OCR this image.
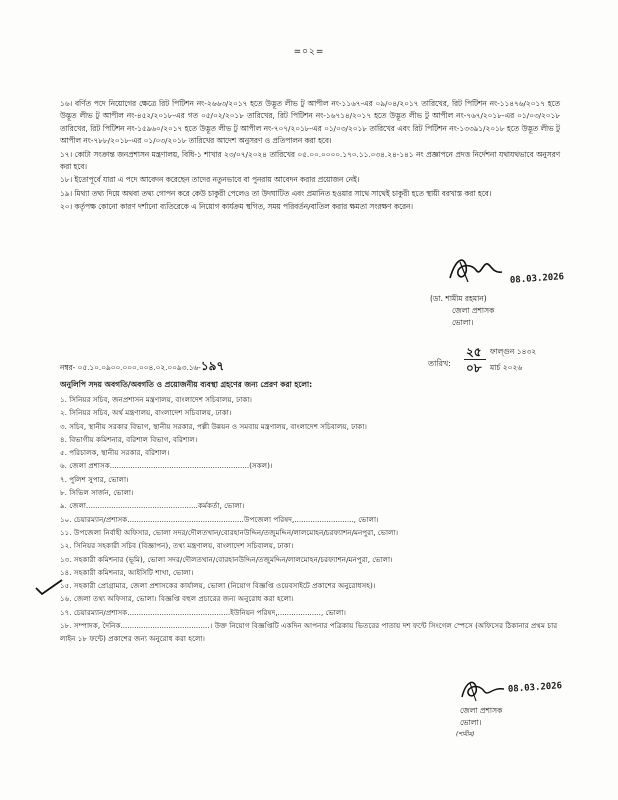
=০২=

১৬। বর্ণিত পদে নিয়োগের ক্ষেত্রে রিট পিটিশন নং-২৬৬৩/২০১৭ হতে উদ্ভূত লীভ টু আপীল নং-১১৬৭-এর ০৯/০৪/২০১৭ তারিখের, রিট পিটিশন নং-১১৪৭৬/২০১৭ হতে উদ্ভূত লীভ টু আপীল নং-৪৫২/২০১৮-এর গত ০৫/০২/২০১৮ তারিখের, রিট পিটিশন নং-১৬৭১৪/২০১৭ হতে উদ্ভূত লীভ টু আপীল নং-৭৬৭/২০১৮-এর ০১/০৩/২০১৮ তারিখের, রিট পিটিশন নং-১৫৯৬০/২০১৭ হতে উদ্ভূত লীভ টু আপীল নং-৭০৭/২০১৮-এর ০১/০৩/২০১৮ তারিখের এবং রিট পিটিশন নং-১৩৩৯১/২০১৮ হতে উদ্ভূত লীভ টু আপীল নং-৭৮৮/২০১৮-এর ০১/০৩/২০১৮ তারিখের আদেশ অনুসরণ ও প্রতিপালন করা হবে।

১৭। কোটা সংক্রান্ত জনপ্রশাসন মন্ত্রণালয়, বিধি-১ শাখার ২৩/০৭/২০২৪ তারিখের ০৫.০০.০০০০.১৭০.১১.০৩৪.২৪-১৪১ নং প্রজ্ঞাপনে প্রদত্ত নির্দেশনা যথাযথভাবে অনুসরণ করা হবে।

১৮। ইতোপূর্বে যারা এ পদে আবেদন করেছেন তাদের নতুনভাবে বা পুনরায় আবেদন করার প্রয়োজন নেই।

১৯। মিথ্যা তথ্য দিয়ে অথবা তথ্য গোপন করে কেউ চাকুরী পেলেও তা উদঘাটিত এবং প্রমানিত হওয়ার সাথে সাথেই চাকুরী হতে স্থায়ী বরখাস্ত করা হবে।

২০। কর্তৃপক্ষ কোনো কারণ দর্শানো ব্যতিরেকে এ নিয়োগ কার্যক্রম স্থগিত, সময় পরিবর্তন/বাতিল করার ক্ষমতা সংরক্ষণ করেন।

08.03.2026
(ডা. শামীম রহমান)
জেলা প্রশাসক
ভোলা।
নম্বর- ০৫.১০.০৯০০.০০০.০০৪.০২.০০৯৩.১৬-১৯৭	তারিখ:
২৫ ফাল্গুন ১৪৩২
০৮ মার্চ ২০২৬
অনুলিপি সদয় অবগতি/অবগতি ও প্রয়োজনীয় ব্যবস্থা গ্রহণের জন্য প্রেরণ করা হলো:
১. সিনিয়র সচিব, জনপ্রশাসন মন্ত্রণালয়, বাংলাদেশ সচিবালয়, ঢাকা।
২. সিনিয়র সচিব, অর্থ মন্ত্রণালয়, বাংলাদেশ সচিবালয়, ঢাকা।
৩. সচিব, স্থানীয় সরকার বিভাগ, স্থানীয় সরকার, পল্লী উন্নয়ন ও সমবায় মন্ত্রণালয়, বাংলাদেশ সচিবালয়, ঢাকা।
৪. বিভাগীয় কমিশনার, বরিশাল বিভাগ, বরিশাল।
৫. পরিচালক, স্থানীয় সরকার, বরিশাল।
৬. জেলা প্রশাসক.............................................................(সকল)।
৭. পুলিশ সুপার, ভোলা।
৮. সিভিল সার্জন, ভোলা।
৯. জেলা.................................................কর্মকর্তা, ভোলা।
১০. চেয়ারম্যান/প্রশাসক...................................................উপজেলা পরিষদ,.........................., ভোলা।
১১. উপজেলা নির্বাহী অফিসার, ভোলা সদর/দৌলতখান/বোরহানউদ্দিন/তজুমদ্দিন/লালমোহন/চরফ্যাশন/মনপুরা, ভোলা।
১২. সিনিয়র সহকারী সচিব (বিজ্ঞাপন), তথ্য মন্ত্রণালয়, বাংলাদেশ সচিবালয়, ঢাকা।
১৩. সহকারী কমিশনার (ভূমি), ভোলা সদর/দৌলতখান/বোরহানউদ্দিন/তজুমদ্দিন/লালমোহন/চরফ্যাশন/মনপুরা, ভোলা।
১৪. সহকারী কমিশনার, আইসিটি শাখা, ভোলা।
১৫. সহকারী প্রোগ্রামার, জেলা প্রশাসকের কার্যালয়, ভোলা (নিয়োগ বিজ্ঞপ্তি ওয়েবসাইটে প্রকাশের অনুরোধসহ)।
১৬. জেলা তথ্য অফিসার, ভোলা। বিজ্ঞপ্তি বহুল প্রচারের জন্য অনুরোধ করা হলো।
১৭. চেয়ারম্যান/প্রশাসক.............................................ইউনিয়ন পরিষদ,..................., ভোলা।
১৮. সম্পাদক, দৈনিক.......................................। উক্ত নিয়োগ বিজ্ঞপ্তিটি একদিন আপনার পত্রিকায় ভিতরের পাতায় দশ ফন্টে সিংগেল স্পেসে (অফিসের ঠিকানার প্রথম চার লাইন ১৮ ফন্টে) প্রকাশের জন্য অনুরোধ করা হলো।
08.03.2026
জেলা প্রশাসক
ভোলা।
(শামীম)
^^^^^^^^
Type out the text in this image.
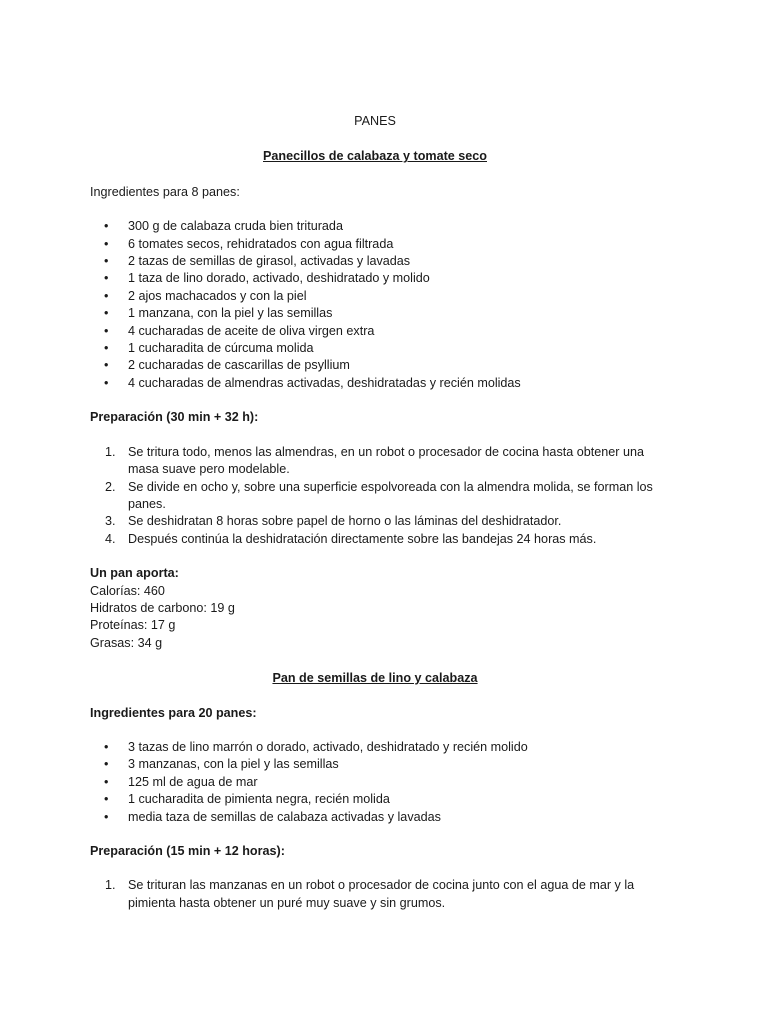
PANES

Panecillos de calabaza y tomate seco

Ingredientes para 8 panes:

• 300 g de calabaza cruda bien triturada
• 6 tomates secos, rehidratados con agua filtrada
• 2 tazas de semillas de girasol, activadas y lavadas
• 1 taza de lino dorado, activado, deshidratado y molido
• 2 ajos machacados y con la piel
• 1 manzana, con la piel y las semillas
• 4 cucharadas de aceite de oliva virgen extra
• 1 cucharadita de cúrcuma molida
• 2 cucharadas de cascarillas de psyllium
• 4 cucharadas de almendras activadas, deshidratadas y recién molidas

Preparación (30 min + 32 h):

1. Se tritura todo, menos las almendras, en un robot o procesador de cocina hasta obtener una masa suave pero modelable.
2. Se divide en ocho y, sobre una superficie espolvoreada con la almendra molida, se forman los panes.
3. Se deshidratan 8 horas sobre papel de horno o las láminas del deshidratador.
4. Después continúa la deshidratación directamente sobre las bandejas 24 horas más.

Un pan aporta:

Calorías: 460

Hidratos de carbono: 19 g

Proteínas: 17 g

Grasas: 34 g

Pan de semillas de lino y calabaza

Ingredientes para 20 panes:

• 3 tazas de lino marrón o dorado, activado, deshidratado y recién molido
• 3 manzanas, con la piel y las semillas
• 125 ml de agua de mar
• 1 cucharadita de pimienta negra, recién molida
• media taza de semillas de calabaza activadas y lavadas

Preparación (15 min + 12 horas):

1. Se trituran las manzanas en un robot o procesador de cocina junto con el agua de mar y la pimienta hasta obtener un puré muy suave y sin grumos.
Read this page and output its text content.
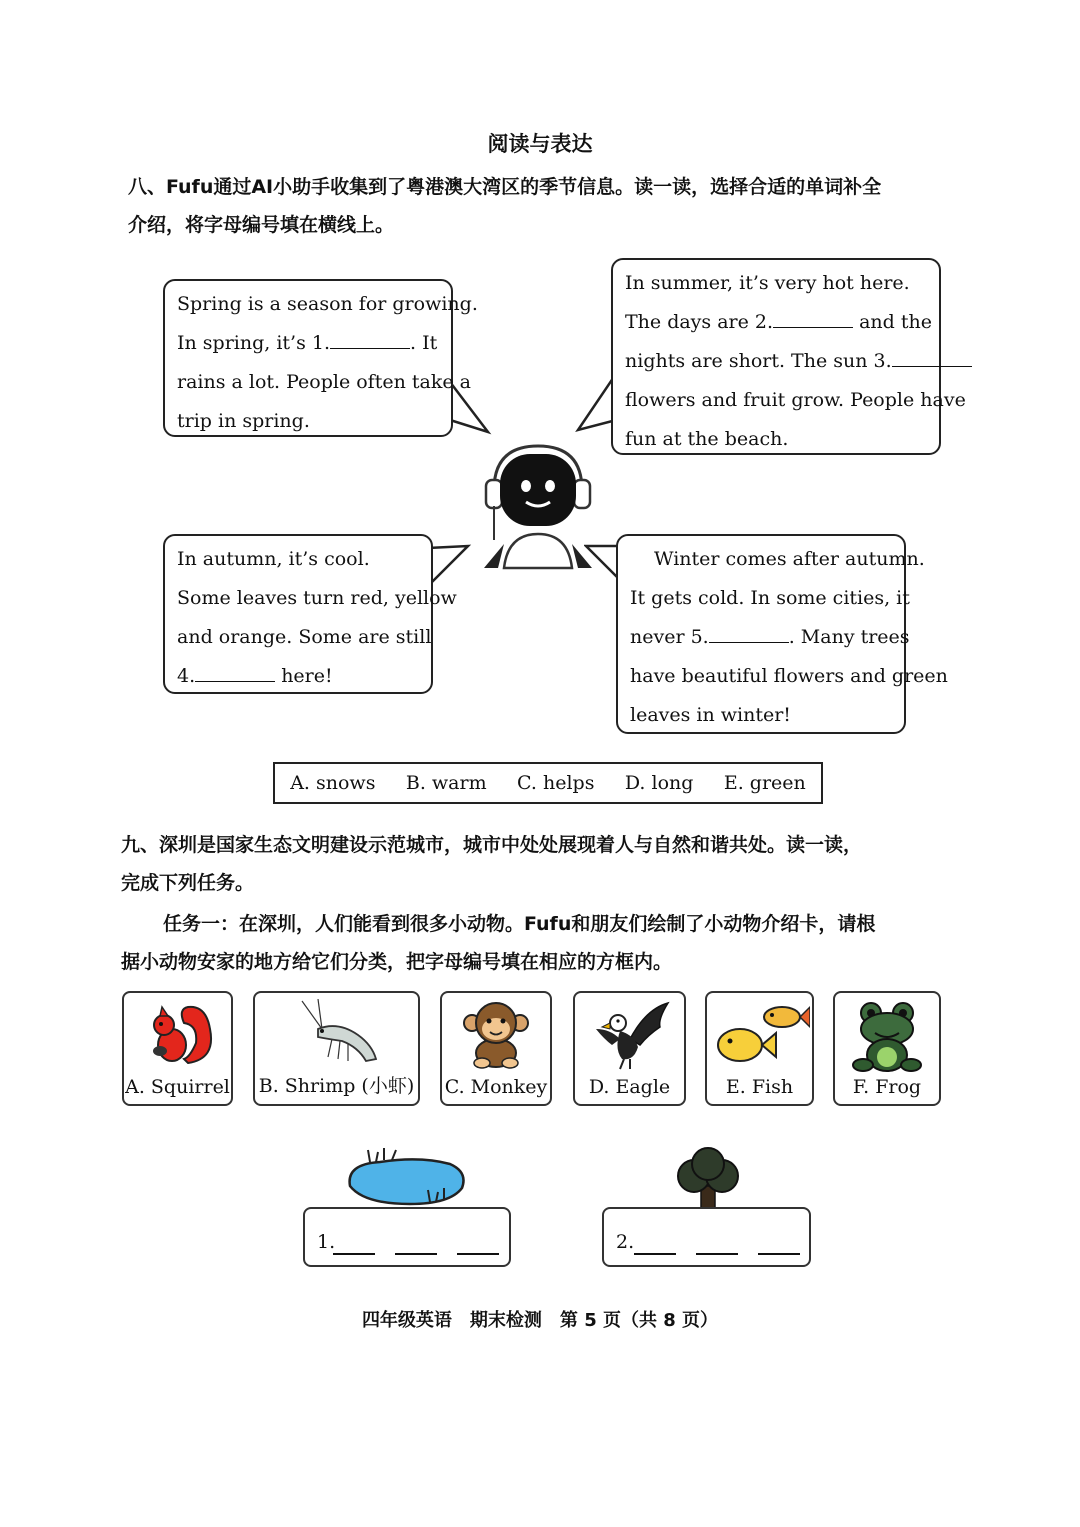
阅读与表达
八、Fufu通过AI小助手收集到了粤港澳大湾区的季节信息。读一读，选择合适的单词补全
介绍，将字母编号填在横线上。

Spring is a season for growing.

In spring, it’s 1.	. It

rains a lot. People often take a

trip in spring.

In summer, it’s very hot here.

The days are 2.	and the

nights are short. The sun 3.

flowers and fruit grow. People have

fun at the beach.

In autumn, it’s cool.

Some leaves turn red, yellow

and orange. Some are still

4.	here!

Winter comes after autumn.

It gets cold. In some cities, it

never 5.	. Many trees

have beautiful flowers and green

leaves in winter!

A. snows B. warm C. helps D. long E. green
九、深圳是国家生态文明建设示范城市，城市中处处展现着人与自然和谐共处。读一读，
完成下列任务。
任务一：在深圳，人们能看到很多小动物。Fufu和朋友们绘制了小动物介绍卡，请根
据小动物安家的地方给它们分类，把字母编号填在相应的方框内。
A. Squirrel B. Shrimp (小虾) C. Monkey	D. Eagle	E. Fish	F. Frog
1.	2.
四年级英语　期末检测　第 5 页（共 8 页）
^^^^^^^^
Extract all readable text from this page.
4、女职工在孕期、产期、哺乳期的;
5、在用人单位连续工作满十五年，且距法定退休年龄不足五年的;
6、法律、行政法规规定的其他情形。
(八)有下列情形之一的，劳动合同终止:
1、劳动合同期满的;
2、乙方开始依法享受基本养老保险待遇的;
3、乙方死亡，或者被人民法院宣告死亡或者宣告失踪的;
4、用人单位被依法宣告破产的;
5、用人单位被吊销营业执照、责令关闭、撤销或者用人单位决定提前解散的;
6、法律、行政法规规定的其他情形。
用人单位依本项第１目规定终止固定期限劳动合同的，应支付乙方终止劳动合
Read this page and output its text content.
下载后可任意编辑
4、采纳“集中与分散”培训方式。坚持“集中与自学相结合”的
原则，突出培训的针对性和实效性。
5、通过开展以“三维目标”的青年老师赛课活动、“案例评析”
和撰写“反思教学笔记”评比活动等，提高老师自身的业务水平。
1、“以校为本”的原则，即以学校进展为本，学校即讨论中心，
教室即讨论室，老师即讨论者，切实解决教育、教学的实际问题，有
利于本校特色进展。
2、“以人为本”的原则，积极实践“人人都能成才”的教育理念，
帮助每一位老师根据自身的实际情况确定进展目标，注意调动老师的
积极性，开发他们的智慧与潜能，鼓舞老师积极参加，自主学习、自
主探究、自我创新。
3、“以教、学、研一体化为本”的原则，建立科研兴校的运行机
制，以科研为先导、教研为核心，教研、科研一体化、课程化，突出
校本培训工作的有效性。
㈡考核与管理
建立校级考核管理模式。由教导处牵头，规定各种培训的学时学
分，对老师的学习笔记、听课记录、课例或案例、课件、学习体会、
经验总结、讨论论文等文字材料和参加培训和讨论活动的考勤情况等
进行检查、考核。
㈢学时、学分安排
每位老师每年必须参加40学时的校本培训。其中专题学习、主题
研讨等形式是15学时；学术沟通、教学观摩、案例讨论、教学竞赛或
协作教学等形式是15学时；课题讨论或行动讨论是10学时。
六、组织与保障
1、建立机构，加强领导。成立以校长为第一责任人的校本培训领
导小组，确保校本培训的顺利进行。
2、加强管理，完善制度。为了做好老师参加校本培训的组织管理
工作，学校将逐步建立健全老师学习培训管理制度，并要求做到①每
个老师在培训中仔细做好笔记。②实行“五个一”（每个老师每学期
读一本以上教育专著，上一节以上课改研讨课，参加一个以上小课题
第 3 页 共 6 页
^^^^^^^^
• _What the task requires_: Out of the preceding entries, pull every line containing the string "obtener".

• _Result_:
1. Se tritura todo, menos las almendras, en un robot o procesador de cocina hasta obtener una masa suave pero modelable.
1. Se trituran las manzanas en un robot o procesador de cocina junto con el agua de mar y la pimienta hasta obtener un puré muy suave y sin grumos.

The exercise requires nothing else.